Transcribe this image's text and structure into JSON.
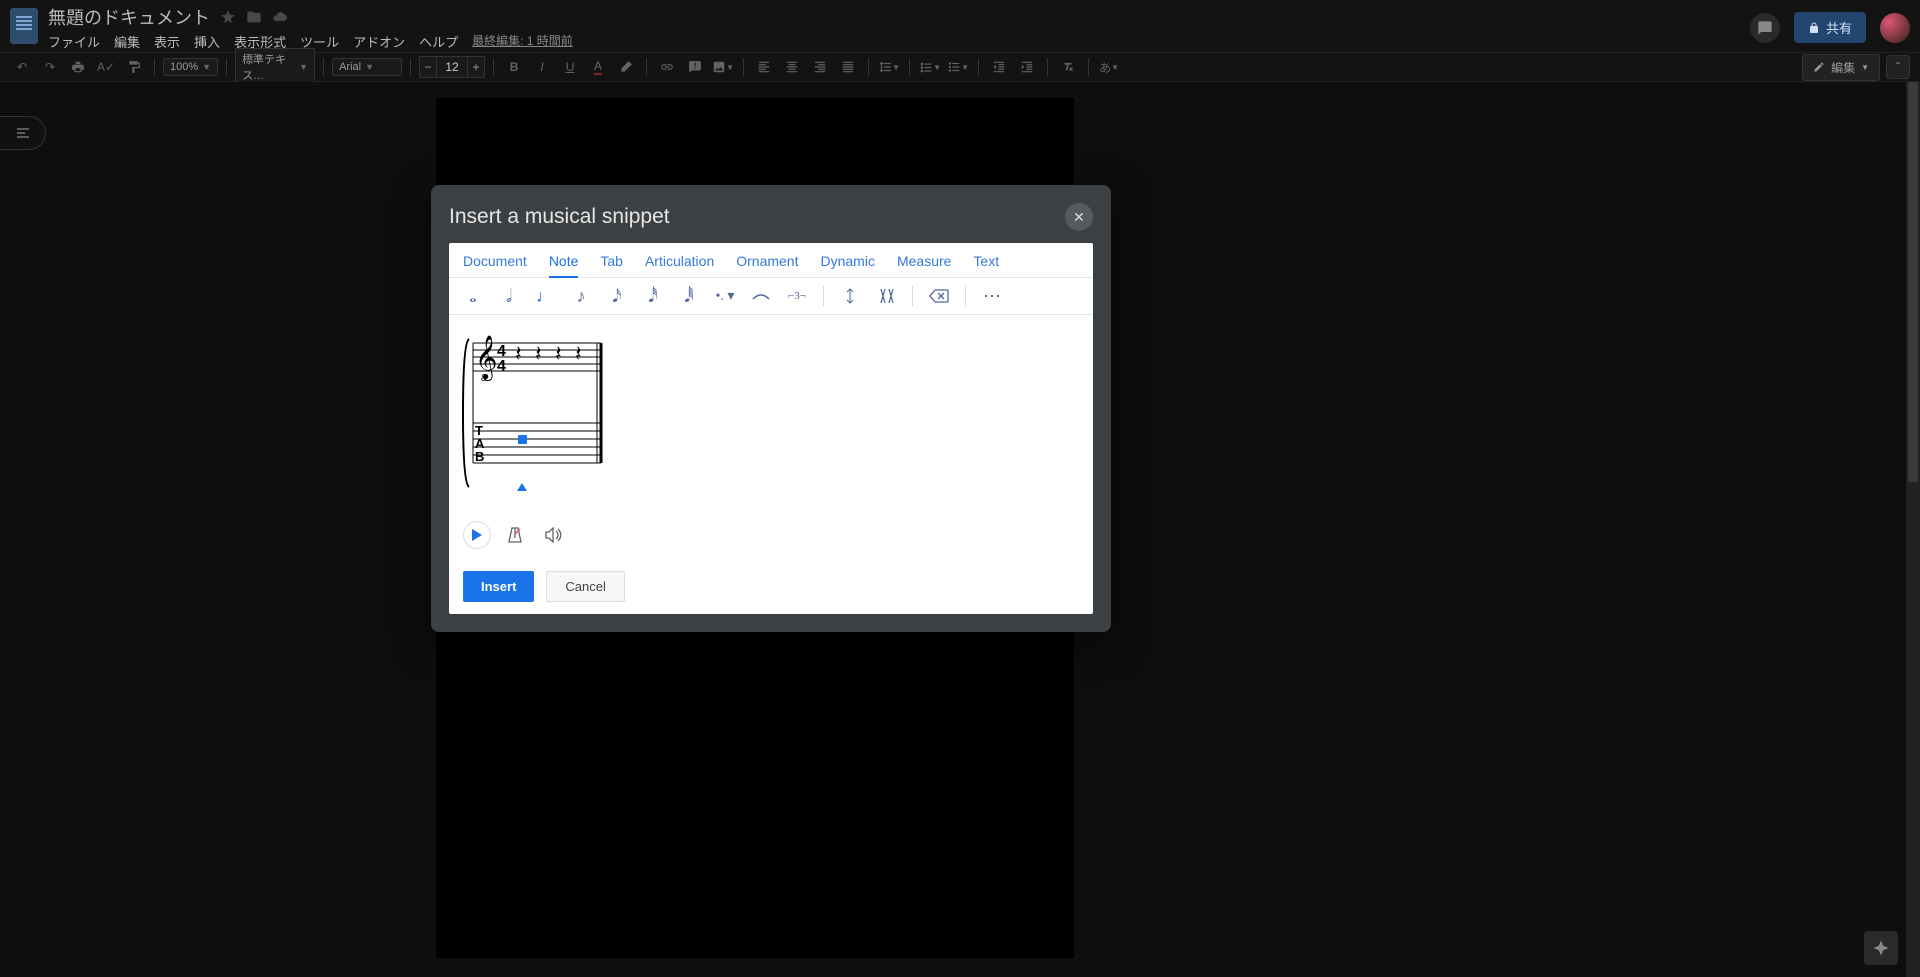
{
  "app": {
    "title": "無題のドキュメント",
    "last_edit": "最終編集: 1 時間前",
    "share_label": "共有"
  },
  "menus": [
    "ファイル",
    "編集",
    "表示",
    "挿入",
    "表示形式",
    "ツール",
    "アドオン",
    "ヘルプ"
  ],
  "toolbar": {
    "zoom": "100%",
    "style": "標準テキス…",
    "font": "Arial",
    "font_size": "12",
    "mode": "編集"
  },
  "dialog": {
    "title": "Insert a musical snippet",
    "tabs": [
      "Document",
      "Note",
      "Tab",
      "Articulation",
      "Ornament",
      "Dynamic",
      "Measure",
      "Text"
    ],
    "active_tab": 1,
    "insert_label": "Insert",
    "cancel_label": "Cancel"
  },
  "notation_tools": [
    "whole",
    "half",
    "quarter",
    "eighth",
    "sixteenth",
    "thirtysecond",
    "sixtyfourth",
    "dot",
    "tie",
    "tuplet",
    "voice1",
    "voice2",
    "backspace",
    "more"
  ],
  "score": {
    "clef": "treble-8vb",
    "time_signature": "4/4",
    "tab_label": "TAB",
    "tab_strings": 6,
    "selected_beat": 1
  }
}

::::

:: PROBLEM TO WORK ON ::
Print all of the records shown above exactly, leaving out each picture.

:: REPLY ::
Transcribe this image's text and structure into JSON.
{
  "app": {
    "title": "無題のドキュメント",
    "last_edit": "最終編集: 1 時間前",
    "share_label": "共有"
  },
  "menus": [
    "ファイル",
    "編集",
    "表示",
    "挿入",
    "表示形式",
    "ツール",
    "アドオン",
    "ヘルプ"
  ],
  "toolbar": {
    "zoom": "100%",
    "style": "標準テキス…",
    "font": "Arial",
    "font_size": "12",
    "mode": "編集"
  },
  "dialog": {
    "title": "Insert a musical snippet",
    "tabs": [
      "Document",
      "Note",
      "Tab",
      "Articulation",
      "Ornament",
      "Dynamic",
      "Measure",
      "Text"
    ],
    "active_tab": 1,
    "insert_label": "Insert",
    "cancel_label": "Cancel"
  },
  "notation_tools": [
    "whole",
    "half",
    "quarter",
    "eighth",
    "sixteenth",
    "thirtysecond",
    "sixtyfourth",
    "dot",
    "tie",
    "tuplet",
    "voice1",
    "voice2",
    "backspace",
    "more"
  ],
  "score": {
    "clef": "treble-8vb",
    "time_signature": "4/4",
    "tab_label": "TAB",
    "tab_strings": 6,
    "selected_beat": 1
  }
}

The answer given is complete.